▶ Set problem
Reproduce the lines of the records below, replacing each "bar-leistung" with "bar-performance" and changing nothing else. Leave the pictures out of your answer.

▶ Data listing
=-=-=

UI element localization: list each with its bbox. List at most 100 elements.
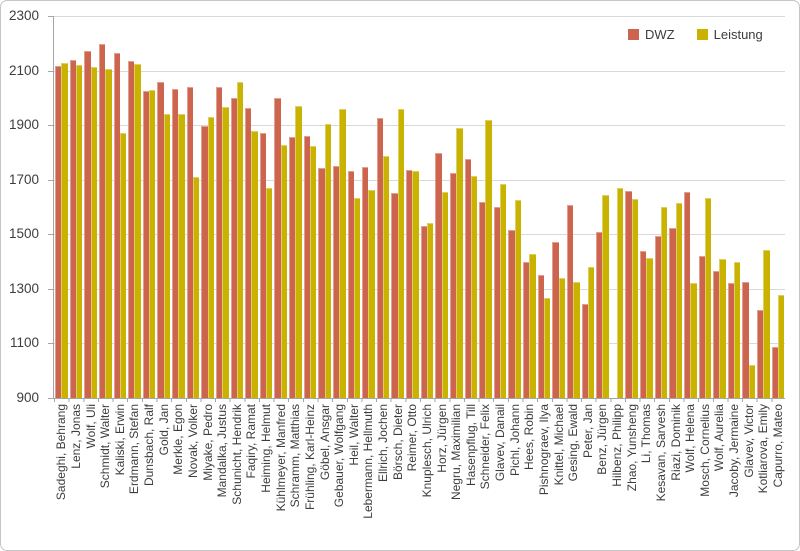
bar-dwz (303, 136, 310, 398)
bar-leistung (309, 146, 317, 398)
bar-leistung (587, 267, 595, 398)
y-axis-label: 1500 (8, 226, 39, 241)
category-group (83, 16, 98, 398)
bar-leistung (61, 62, 68, 398)
category-group (171, 16, 186, 398)
x-axis-label: Erdmann, Stefan (127, 404, 142, 495)
category-group (142, 16, 157, 398)
x-axis-label: Heil, Walter (346, 404, 361, 466)
bar-leistung (690, 282, 697, 398)
category-group (522, 16, 537, 398)
y-axis-label: 900 (16, 390, 39, 405)
x-label-cell: Pichl, Johann (507, 404, 522, 549)
x-label-cell: Riazi, Dominik (668, 404, 683, 549)
bar-leistung (266, 187, 273, 398)
x-axis-label: Horz, Jürgen (434, 404, 449, 473)
x-axis-label: Knuplesch, Ulrich (419, 404, 434, 498)
x-label-cell: Faqiry, Ramat (244, 404, 259, 549)
gridline (54, 16, 785, 17)
x-label-cell: Lebermann, Hellmuth (361, 404, 376, 549)
x-axis-label: Börsch, Dieter (390, 404, 405, 481)
x-axis-label: Faqiry, Ramat (244, 404, 259, 479)
x-axis-label: Negru, Maximilian (449, 404, 464, 501)
bar-leistung (734, 262, 741, 398)
bar-dwz (727, 282, 735, 398)
x-axis-ticks (54, 399, 786, 402)
x-axis-label: Schunicht, Hendrik (229, 404, 244, 505)
bar-dwz (362, 167, 369, 398)
bar-leistung (397, 109, 404, 398)
y-tick (48, 71, 53, 72)
bar-dwz (566, 204, 574, 398)
category-group (376, 16, 391, 398)
x-label-cell: Schramm, Matthias (288, 404, 303, 549)
x-label-cell: Gold, Jan (156, 404, 171, 549)
gridline (54, 343, 785, 344)
bar-leistung (207, 116, 214, 398)
bar-dwz (245, 108, 252, 398)
y-axis-label: 1100 (9, 335, 39, 350)
x-axis-label: Heiming, Helmut (259, 404, 274, 493)
y-axis-label: 1900 (8, 117, 39, 132)
category-group (639, 16, 654, 398)
plot-area (48, 16, 785, 399)
category-group (581, 16, 596, 398)
x-axis-label: Miyake, Pedro (200, 404, 215, 481)
bar-leistung (75, 64, 83, 398)
x-axis-label: Glavev, Victor (741, 404, 756, 478)
bar-leistung (280, 145, 287, 398)
y-axis-line (53, 16, 54, 399)
x-axis-label: Wolf, Helena (683, 404, 698, 473)
legend: DWZ Leistung (628, 27, 763, 42)
x-label-cell: Hees, Robin (522, 404, 537, 549)
x-axis-label: Jacoby, Jermaine (727, 404, 742, 498)
x-label-cell: Hilbenz, Philipp (610, 404, 625, 549)
x-axis-label: Lebermann, Hellmuth (361, 404, 376, 519)
category-group (332, 16, 347, 398)
bar-dwz (259, 132, 267, 398)
bar-dwz (318, 168, 325, 398)
bar-leistung (558, 277, 565, 398)
bar-leistung (105, 69, 112, 398)
x-label-cell: Börsch, Dieter (390, 404, 405, 549)
bar-dwz (142, 91, 150, 398)
bar-dwz (508, 229, 515, 398)
bar-leistung (631, 198, 638, 398)
x-axis-label: Novak, Volker (185, 404, 200, 479)
category-group (390, 16, 405, 398)
gridline (54, 234, 785, 235)
category-group (259, 16, 274, 398)
x-axis-label: Lenz, Jonas (68, 404, 83, 469)
bar-dwz (98, 44, 106, 398)
y-tick (48, 343, 53, 344)
x-label-cell: Capurro, Mateo (771, 404, 786, 549)
category-group (230, 16, 245, 398)
x-axis-label: Wolf, Aurelia (712, 404, 727, 472)
bar-dwz (69, 60, 76, 398)
category-group (624, 16, 639, 398)
category-group (303, 16, 318, 398)
category-group (537, 16, 552, 398)
bar-leistung (192, 177, 200, 398)
y-axis-label: 2300 (8, 8, 39, 23)
bar-leistung (295, 105, 302, 398)
category-group (54, 16, 69, 398)
bar-dwz (347, 170, 354, 398)
x-axis-label: Riazi, Dominik (668, 404, 683, 481)
x-axis-label: Glavev, Danail (493, 404, 508, 482)
x-axis-label: Mandalka, Justus (215, 404, 230, 498)
x-axis-label: Gebauer, Wolfgang (332, 404, 347, 508)
bar-leistung (704, 198, 712, 398)
x-axis-label: Benz, Jürgen (595, 404, 610, 475)
x-axis-label: Schramm, Matthias (288, 404, 303, 508)
category-group (127, 16, 142, 398)
category-group (405, 16, 420, 398)
x-label-cell: Knuplesch, Ulrich (420, 404, 435, 549)
bar-dwz (186, 86, 193, 398)
category-group (493, 16, 508, 398)
x-label-cell: Wolf, Aurelia (712, 404, 727, 549)
bar-dwz (683, 192, 691, 398)
legend-label: DWZ (645, 27, 675, 42)
y-axis-labels: 900 1100 1300 1500 1700 1900 2100 2300 (1, 1, 47, 550)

=-=-=

▶ Correct result
UI element localization: list each with its bbox. List at most 100 elements.
bar-dwz (303, 136, 310, 398)
bar-performance (309, 146, 317, 398)
bar-performance (587, 267, 595, 398)
y-axis-label: 1500 (8, 226, 39, 241)
category-group (83, 16, 98, 398)
bar-performance (61, 62, 68, 398)
category-group (171, 16, 186, 398)
x-axis-label: Erdmann, Stefan (127, 404, 142, 495)
category-group (142, 16, 157, 398)
x-axis-label: Heil, Walter (346, 404, 361, 466)
bar-performance (690, 282, 697, 398)
category-group (522, 16, 537, 398)
y-axis-label: 900 (16, 390, 39, 405)
x-label-cell: Pichl, Johann (507, 404, 522, 549)
x-label-cell: Riazi, Dominik (668, 404, 683, 549)
bar-performance (266, 187, 273, 398)
x-axis-label: Horz, Jürgen (434, 404, 449, 473)
x-axis-label: Knuplesch, Ulrich (419, 404, 434, 498)
x-label-cell: Faqiry, Ramat (244, 404, 259, 549)
gridline (54, 16, 785, 17)
x-label-cell: Lebermann, Hellmuth (361, 404, 376, 549)
x-axis-label: Börsch, Dieter (390, 404, 405, 481)
x-axis-label: Faqiry, Ramat (244, 404, 259, 479)
x-axis-label: Negru, Maximilian (449, 404, 464, 501)
bar-performance (734, 262, 741, 398)
bar-dwz (727, 282, 735, 398)
x-axis-ticks (54, 399, 786, 402)
x-axis-label: Schunicht, Hendrik (229, 404, 244, 505)
bar-dwz (362, 167, 369, 398)
bar-performance (397, 109, 404, 398)
y-tick (48, 71, 53, 72)
bar-dwz (566, 204, 574, 398)
category-group (376, 16, 391, 398)
x-label-cell: Schramm, Matthias (288, 404, 303, 549)
x-label-cell: Gold, Jan (156, 404, 171, 549)
gridline (54, 343, 785, 344)
bar-performance (207, 116, 214, 398)
bar-dwz (245, 108, 252, 398)
y-axis-label: 1100 (9, 335, 39, 350)
x-axis-label: Heiming, Helmut (259, 404, 274, 493)
y-axis-label: 1900 (8, 117, 39, 132)
category-group (639, 16, 654, 398)
plot-area (48, 16, 785, 399)
category-group (581, 16, 596, 398)
x-axis-label: Miyake, Pedro (200, 404, 215, 481)
bar-performance (75, 64, 83, 398)
x-axis-label: Glavev, Victor (741, 404, 756, 478)
bar-performance (280, 145, 287, 398)
y-axis-line (53, 16, 54, 399)
x-axis-label: Wolf, Helena (683, 404, 698, 473)
legend: DWZ Leistung (628, 27, 763, 42)
x-label-cell: Hees, Robin (522, 404, 537, 549)
x-axis-label: Jacoby, Jermaine (727, 404, 742, 498)
x-label-cell: Hilbenz, Philipp (610, 404, 625, 549)
x-axis-label: Lebermann, Hellmuth (361, 404, 376, 519)
category-group (332, 16, 347, 398)
bar-dwz (259, 132, 267, 398)
bar-dwz (318, 168, 325, 398)
bar-performance (558, 277, 565, 398)
bar-performance (105, 69, 112, 398)
x-label-cell: Börsch, Dieter (390, 404, 405, 549)
bar-dwz (142, 91, 150, 398)
bar-dwz (508, 229, 515, 398)
bar-performance (631, 198, 638, 398)
x-axis-label: Novak, Volker (185, 404, 200, 479)
category-group (390, 16, 405, 398)
gridline (54, 234, 785, 235)
category-group (259, 16, 274, 398)
x-axis-label: Lenz, Jonas (68, 404, 83, 469)
bar-dwz (98, 44, 106, 398)
y-tick (48, 343, 53, 344)
x-label-cell: Capurro, Mateo (771, 404, 786, 549)
category-group (230, 16, 245, 398)
x-axis-label: Wolf, Aurelia (712, 404, 727, 472)
bar-dwz (69, 60, 76, 398)
category-group (624, 16, 639, 398)
category-group (303, 16, 318, 398)
category-group (537, 16, 552, 398)
bar-performance (192, 177, 200, 398)
y-axis-label: 2300 (8, 8, 39, 23)
bar-performance (295, 105, 302, 398)
category-group (54, 16, 69, 398)
bar-dwz (347, 170, 354, 398)
x-axis-label: Riazi, Dominik (668, 404, 683, 481)
x-axis-label: Glavev, Danail (493, 404, 508, 482)
x-axis-label: Mandalka, Justus (215, 404, 230, 498)
x-axis-label: Gebauer, Wolfgang (332, 404, 347, 508)
bar-performance (704, 198, 712, 398)
x-axis-label: Benz, Jürgen (595, 404, 610, 475)
x-axis-label: Schramm, Matthias (288, 404, 303, 508)
category-group (127, 16, 142, 398)
category-group (405, 16, 420, 398)
x-label-cell: Knuplesch, Ulrich (420, 404, 435, 549)
bar-dwz (186, 86, 193, 398)
category-group (493, 16, 508, 398)
x-label-cell: Wolf, Aurelia (712, 404, 727, 549)
bar-dwz (683, 192, 691, 398)
legend-label: DWZ (645, 27, 675, 42)
y-axis-labels: 900 1100 1300 1500 1700 1900 2100 2300 (1, 1, 47, 550)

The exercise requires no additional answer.